## [To be done]
Check every line for the word "Output" and give the number of lines where it occurs, nothing else.

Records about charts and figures
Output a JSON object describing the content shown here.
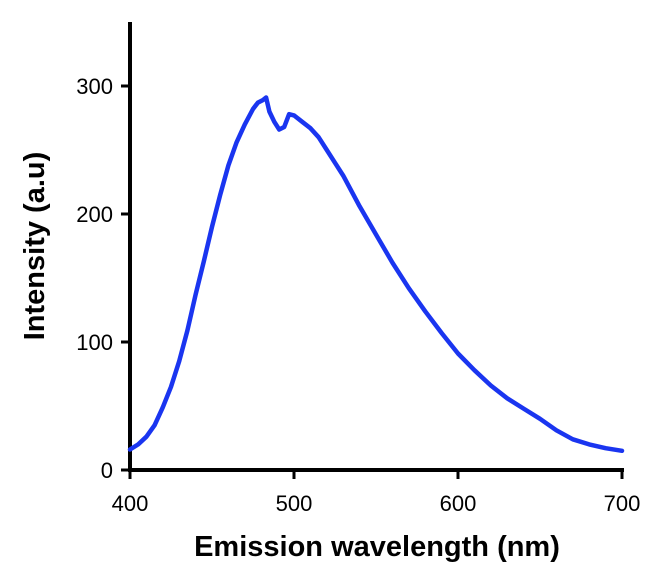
{
  "chart_data": {
    "type": "line",
    "xlabel": "Emission wavelength (nm)",
    "ylabel": "Intensity (a.u)",
    "xlim": [
      400,
      700
    ],
    "ylim": [
      0,
      350
    ],
    "xticks": [
      400,
      500,
      600,
      700
    ],
    "yticks": [
      0,
      100,
      200,
      300
    ],
    "xtick_labels": [
      "400",
      "500",
      "600",
      "700"
    ],
    "ytick_labels": [
      "0",
      "100",
      "200",
      "300"
    ],
    "grid": false,
    "legend": "none",
    "series": [
      {
        "color": "#1a35f0",
        "x": [
          400,
          405,
          410,
          415,
          420,
          425,
          430,
          435,
          440,
          445,
          450,
          455,
          460,
          465,
          470,
          475,
          478,
          481,
          483,
          485,
          488,
          491,
          494,
          497,
          500,
          505,
          510,
          515,
          520,
          525,
          530,
          540,
          550,
          560,
          570,
          580,
          590,
          600,
          610,
          620,
          630,
          640,
          650,
          660,
          670,
          680,
          690,
          700
        ],
        "values": [
          16,
          20,
          26,
          35,
          49,
          65,
          85,
          109,
          137,
          163,
          190,
          215,
          238,
          256,
          270,
          282,
          287,
          289,
          291,
          280,
          272,
          266,
          268,
          278,
          277,
          272,
          267,
          260,
          250,
          240,
          230,
          206,
          184,
          162,
          142,
          124,
          107,
          91,
          78,
          66,
          56,
          48,
          40,
          31,
          24,
          20,
          17,
          15
        ]
      }
    ]
  }
}
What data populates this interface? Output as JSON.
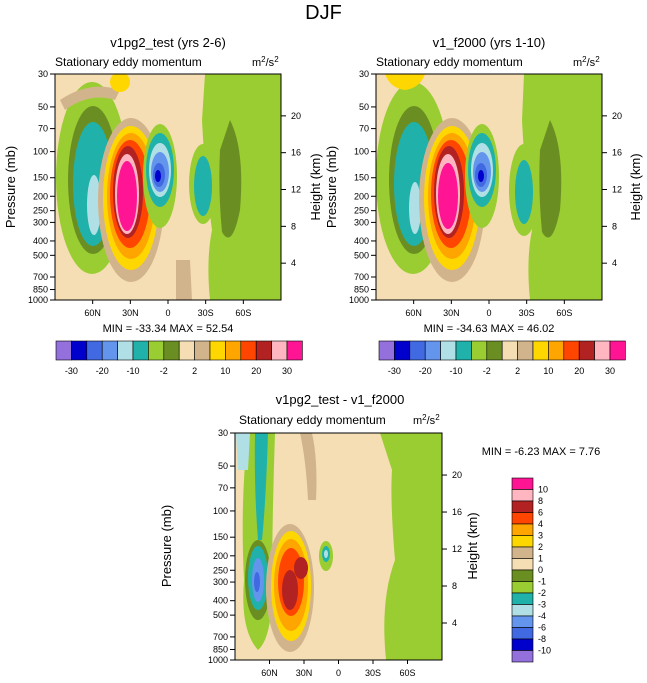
{
  "page": {
    "title": "DJF"
  },
  "chart_data": [
    {
      "type": "heatmap",
      "id": "p1",
      "title": "v1pg2_test (yrs 2-6)",
      "subtitle": "Stationary eddy momentum",
      "units": "m²/s²",
      "units_base": "m",
      "units_num": "2",
      "units_div": "/s",
      "units_den": "2",
      "ylabel": "Pressure (mb)",
      "y2label": "Height (km)",
      "xticks": [
        "60N",
        "30N",
        "0",
        "30S",
        "60S"
      ],
      "yticks": [
        "30",
        "50",
        "70",
        "100",
        "150",
        "200",
        "250",
        "300",
        "400",
        "500",
        "700",
        "850",
        "1000"
      ],
      "y2ticks": [
        "20",
        "16",
        "12",
        "8",
        "4"
      ],
      "stats": "MIN = -33.34  MAX =  52.54",
      "min": -33.34,
      "max": 52.54
    },
    {
      "type": "heatmap",
      "id": "p2",
      "title": "v1_f2000 (yrs 1-10)",
      "subtitle": "Stationary eddy momentum",
      "units": "m²/s²",
      "units_base": "m",
      "units_num": "2",
      "units_div": "/s",
      "units_den": "2",
      "ylabel": "Pressure (mb)",
      "y2label": "Height (km)",
      "xticks": [
        "60N",
        "30N",
        "0",
        "30S",
        "60S"
      ],
      "yticks": [
        "30",
        "50",
        "70",
        "100",
        "150",
        "200",
        "250",
        "300",
        "400",
        "500",
        "700",
        "850",
        "1000"
      ],
      "y2ticks": [
        "20",
        "16",
        "12",
        "8",
        "4"
      ],
      "stats": "MIN = -34.63  MAX =  46.02",
      "min": -34.63,
      "max": 46.02
    },
    {
      "type": "heatmap",
      "id": "p3",
      "title": "v1pg2_test - v1_f2000",
      "subtitle": "Stationary eddy momentum",
      "units": "m²/s²",
      "units_base": "m",
      "units_num": "2",
      "units_div": "/s",
      "units_den": "2",
      "ylabel": "Pressure (mb)",
      "y2label": "Height (km)",
      "xticks": [
        "60N",
        "30N",
        "0",
        "30S",
        "60S"
      ],
      "yticks": [
        "30",
        "50",
        "70",
        "100",
        "150",
        "200",
        "250",
        "300",
        "400",
        "500",
        "700",
        "850",
        "1000"
      ],
      "y2ticks": [
        "20",
        "16",
        "12",
        "8",
        "4"
      ],
      "stats": "MIN =  -6.23  MAX =   7.76",
      "min": -6.23,
      "max": 7.76
    }
  ],
  "colorbar_main": {
    "colors": [
      "#9370db",
      "#0000cd",
      "#4169e1",
      "#6495ed",
      "#b0e0e6",
      "#20b2aa",
      "#9acd32",
      "#6b8e23",
      "#f5deb3",
      "#d2b48c",
      "#ffd700",
      "#ffa500",
      "#ff4500",
      "#b22222",
      "#ffb6c1",
      "#ff1493"
    ],
    "labels": [
      "-30",
      "-20",
      "-10",
      "-2",
      "2",
      "10",
      "20",
      "30"
    ]
  },
  "colorbar_diff": {
    "colors": [
      "#ff1493",
      "#ffb6c1",
      "#b22222",
      "#ff4500",
      "#ffa500",
      "#ffd700",
      "#d2b48c",
      "#f5deb3",
      "#6b8e23",
      "#9acd32",
      "#20b2aa",
      "#b0e0e6",
      "#6495ed",
      "#4169e1",
      "#0000cd",
      "#9370db"
    ],
    "labels": [
      "10",
      "8",
      "6",
      "4",
      "3",
      "2",
      "1",
      "0",
      "-1",
      "-2",
      "-3",
      "-4",
      "-6",
      "-8",
      "-10"
    ]
  }
}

## [Written response]
2